→ **DATA**:
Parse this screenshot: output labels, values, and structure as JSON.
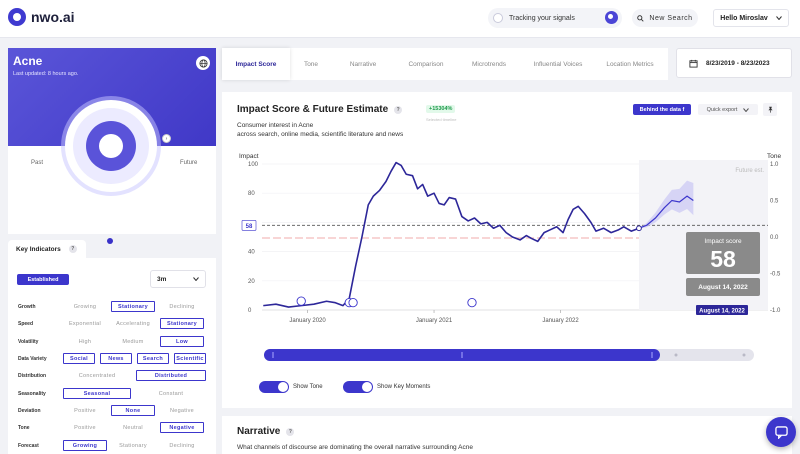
{
  "app": {
    "logo_text": "nwo.ai"
  },
  "header": {
    "tracking_label": "Tracking your signals",
    "new_search_label": "New Search",
    "user_label": "Hello Miroslav"
  },
  "topic_card": {
    "title": "Acne",
    "updated": "Last updated: 8 hours ago.",
    "past_label": "Past",
    "future_label": "Future"
  },
  "key_indicators": {
    "tab_label": "Key Indicators",
    "stage_label": "Established",
    "period_value": "3m",
    "rows": [
      {
        "label": "Growth",
        "options": [
          "Growing",
          "Stationary",
          "Declining"
        ],
        "selected": [
          1
        ]
      },
      {
        "label": "Speed",
        "options": [
          "Exponential",
          "Accelerating",
          "Stationary"
        ],
        "selected": [
          2
        ]
      },
      {
        "label": "Volatility",
        "options": [
          "High",
          "Medium",
          "Low"
        ],
        "selected": [
          2
        ]
      },
      {
        "label": "Data Variety",
        "options": [
          "Social",
          "News",
          "Search",
          "Scientific"
        ],
        "selected": [
          0,
          1,
          2,
          3
        ]
      },
      {
        "label": "Distribution",
        "options": [
          "Concentrated",
          "Distributed"
        ],
        "selected": [
          1
        ]
      },
      {
        "label": "Seasonality",
        "options": [
          "Seasonal",
          "Constant"
        ],
        "selected": [
          0
        ]
      },
      {
        "label": "Deviation",
        "options": [
          "Positive",
          "None",
          "Negative"
        ],
        "selected": [
          1
        ]
      },
      {
        "label": "Tone",
        "options": [
          "Positive",
          "Neutral",
          "Negative"
        ],
        "selected": [
          2
        ]
      },
      {
        "label": "Forecast",
        "options": [
          "Growing",
          "Stationary",
          "Declining"
        ],
        "selected": [
          0
        ]
      }
    ]
  },
  "tabs": [
    "Impact Score",
    "Tone",
    "Narrative",
    "Comparison",
    "Microtrends",
    "Influential Voices",
    "Location Metrics"
  ],
  "active_tab": "Impact Score",
  "date_range": "8/23/2019 - 8/23/2023",
  "chart_card": {
    "title": "Impact Score & Future Estimate",
    "subtitle_line1": "Consumer interest in Acne",
    "subtitle_line2": "across search, online media, scientific literature and news",
    "change_badge": "+15304%",
    "change_caption": "Selected timeline",
    "behind_label": "Behind the data",
    "quick_export_label": "Quick export",
    "toggle_tone_label": "Show Tone",
    "toggle_moments_label": "Show Key Moments"
  },
  "chart_data": {
    "type": "line",
    "ylabel": "Impact",
    "ylabel_right": "Tone",
    "ylim": [
      0,
      100
    ],
    "ylim_right": [
      -1.0,
      1.0
    ],
    "y_ticks": [
      "100",
      "80",
      "60",
      "40",
      "20",
      "0"
    ],
    "y_ticks_right": [
      "1.0",
      "0.5",
      "0.0",
      "-0.5",
      "-1.0"
    ],
    "x_ticks": [
      "January 2020",
      "January 2021",
      "January 2022"
    ],
    "x_tick_dates": [
      2020.0,
      2021.0,
      2022.0
    ],
    "xlim": [
      2019.64,
      2023.64
    ],
    "threshold_label": "58",
    "threshold_value": 58,
    "future_label": "Future est.",
    "future_start": 2022.62,
    "tooltip": {
      "title": "Impact score",
      "value": "58",
      "date": "August 14, 2022",
      "x_label": "August 14, 2022"
    },
    "series": [
      {
        "values": [
          [
            2019.65,
            3
          ],
          [
            2019.75,
            4
          ],
          [
            2019.85,
            2
          ],
          [
            2019.95,
            3
          ],
          [
            2020.05,
            4
          ],
          [
            2020.15,
            6
          ],
          [
            2020.22,
            5
          ],
          [
            2020.28,
            3
          ],
          [
            2020.33,
            8
          ],
          [
            2020.38,
            30
          ],
          [
            2020.43,
            50
          ],
          [
            2020.48,
            72
          ],
          [
            2020.52,
            78
          ],
          [
            2020.57,
            82
          ],
          [
            2020.62,
            88
          ],
          [
            2020.66,
            95
          ],
          [
            2020.7,
            101
          ],
          [
            2020.74,
            99
          ],
          [
            2020.78,
            93
          ],
          [
            2020.83,
            92
          ],
          [
            2020.87,
            83
          ],
          [
            2020.91,
            86
          ],
          [
            2020.95,
            78
          ],
          [
            2021.0,
            80
          ],
          [
            2021.04,
            73
          ],
          [
            2021.08,
            72
          ],
          [
            2021.12,
            77
          ],
          [
            2021.17,
            76
          ],
          [
            2021.22,
            64
          ],
          [
            2021.27,
            61
          ],
          [
            2021.32,
            63
          ],
          [
            2021.37,
            59
          ],
          [
            2021.42,
            60
          ],
          [
            2021.47,
            56
          ],
          [
            2021.52,
            58
          ],
          [
            2021.57,
            53
          ],
          [
            2021.62,
            50
          ],
          [
            2021.68,
            48
          ],
          [
            2021.73,
            51
          ],
          [
            2021.77,
            49
          ],
          [
            2021.82,
            47
          ],
          [
            2021.87,
            53
          ],
          [
            2021.92,
            55
          ],
          [
            2021.97,
            57
          ],
          [
            2022.02,
            53
          ],
          [
            2022.06,
            62
          ],
          [
            2022.1,
            69
          ],
          [
            2022.14,
            71
          ],
          [
            2022.19,
            66
          ],
          [
            2022.24,
            60
          ],
          [
            2022.28,
            54
          ],
          [
            2022.34,
            56
          ],
          [
            2022.4,
            53
          ],
          [
            2022.46,
            55
          ],
          [
            2022.5,
            57
          ],
          [
            2022.56,
            54
          ],
          [
            2022.62,
            56
          ]
        ]
      }
    ],
    "forecast": [
      [
        2022.62,
        56
      ],
      [
        2022.68,
        58
      ],
      [
        2022.75,
        63
      ],
      [
        2022.82,
        70
      ],
      [
        2022.88,
        75
      ],
      [
        2022.94,
        74
      ],
      [
        2023.0,
        78
      ],
      [
        2023.05,
        75
      ]
    ],
    "forecast_band": {
      "upper_offset": 12,
      "lower_offset": 10
    }
  },
  "narrative": {
    "title": "Narrative",
    "subtitle": "What channels of discourse are dominating the overall narrative surrounding Acne"
  },
  "colors": {
    "primary": "#3c36cc",
    "card_gradient_start": "#5a55d8",
    "positive_badge": "#1c9a4a"
  }
}
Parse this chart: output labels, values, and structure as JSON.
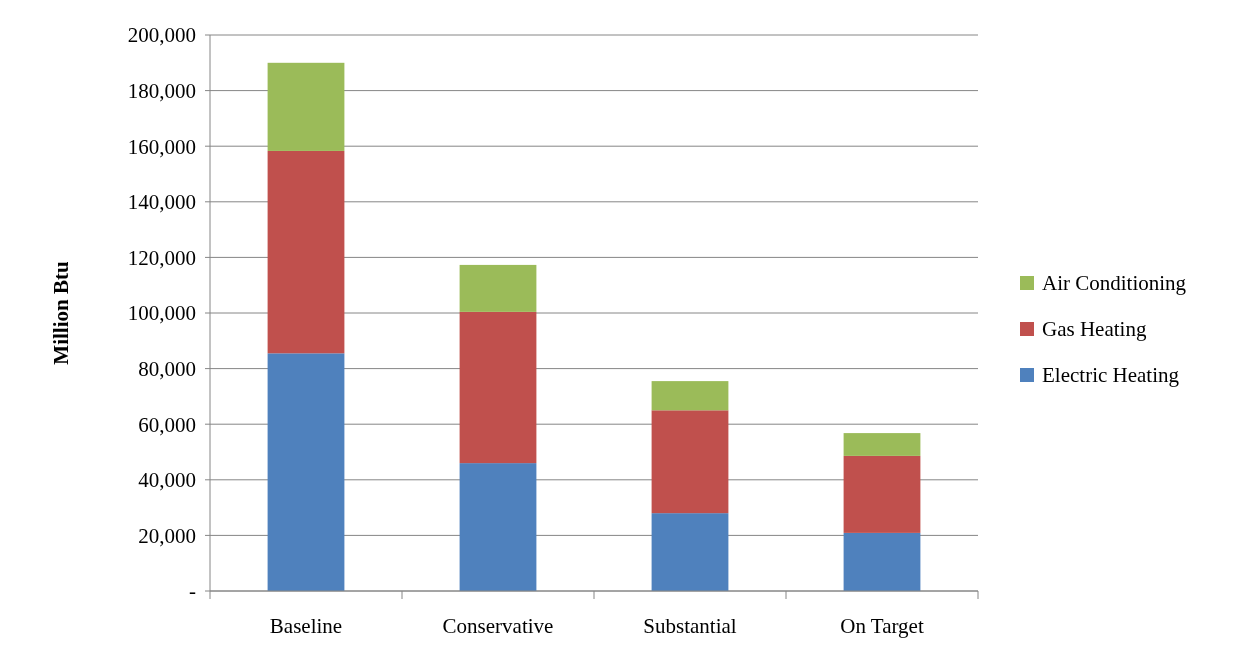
{
  "chart_data": {
    "type": "bar",
    "stacked": true,
    "ylabel": "Million Btu",
    "categories": [
      "Baseline",
      "Conservative",
      "Substantial",
      "On Target"
    ],
    "series": [
      {
        "name": "Electric Heating",
        "color": "#4f81bd",
        "values": [
          85500,
          46000,
          28000,
          20900
        ]
      },
      {
        "name": "Gas Heating",
        "color": "#c0504d",
        "values": [
          72800,
          54400,
          37000,
          27700
        ]
      },
      {
        "name": "Air Conditioning",
        "color": "#9bbb59",
        "values": [
          31700,
          16900,
          10500,
          8200
        ]
      }
    ],
    "ylim": [
      0,
      200000
    ],
    "yticks": [
      {
        "value": 0,
        "label": "-"
      },
      {
        "value": 20000,
        "label": "20,000"
      },
      {
        "value": 40000,
        "label": "40,000"
      },
      {
        "value": 60000,
        "label": "60,000"
      },
      {
        "value": 80000,
        "label": "80,000"
      },
      {
        "value": 100000,
        "label": "100,000"
      },
      {
        "value": 120000,
        "label": "120,000"
      },
      {
        "value": 140000,
        "label": "140,000"
      },
      {
        "value": 160000,
        "label": "160,000"
      },
      {
        "value": 180000,
        "label": "180,000"
      },
      {
        "value": 200000,
        "label": "200,000"
      }
    ],
    "grid": "y",
    "legend": "right"
  }
}
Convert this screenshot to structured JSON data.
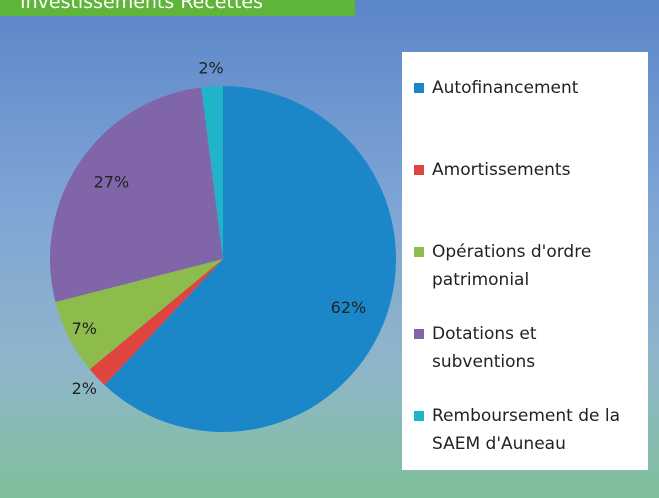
{
  "chart_data": {
    "type": "pie",
    "title": "Investissements Recettes",
    "categories": [
      "Autofinancement",
      "Amortissements",
      "Opérations d'ordre patrimonial",
      "Dotations et subventions",
      "Remboursement de la SAEM d'Auneau"
    ],
    "values": [
      62,
      2,
      7,
      27,
      2
    ],
    "value_labels": [
      "62%",
      "2%",
      "7%",
      "27%",
      "2%"
    ],
    "colors": [
      "#1b87c8",
      "#e0443f",
      "#8dbb4c",
      "#8066a8",
      "#20b3c9"
    ],
    "legend": "right"
  }
}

→ **BRIEF**: Make an exact copy of only those lines that run from the line with "Convert this screenshot" through the end of the records, excluding pictures.

→ **ANSWER TO THIS PROBLEM**:
Convert this screenshot to structured JSON data.
{
  "chart_data": {
    "type": "pie",
    "title": "Investissements Recettes",
    "categories": [
      "Autofinancement",
      "Amortissements",
      "Opérations d'ordre patrimonial",
      "Dotations et subventions",
      "Remboursement de la SAEM d'Auneau"
    ],
    "values": [
      62,
      2,
      7,
      27,
      2
    ],
    "value_labels": [
      "62%",
      "2%",
      "7%",
      "27%",
      "2%"
    ],
    "colors": [
      "#1b87c8",
      "#e0443f",
      "#8dbb4c",
      "#8066a8",
      "#20b3c9"
    ],
    "legend": "right"
  }
}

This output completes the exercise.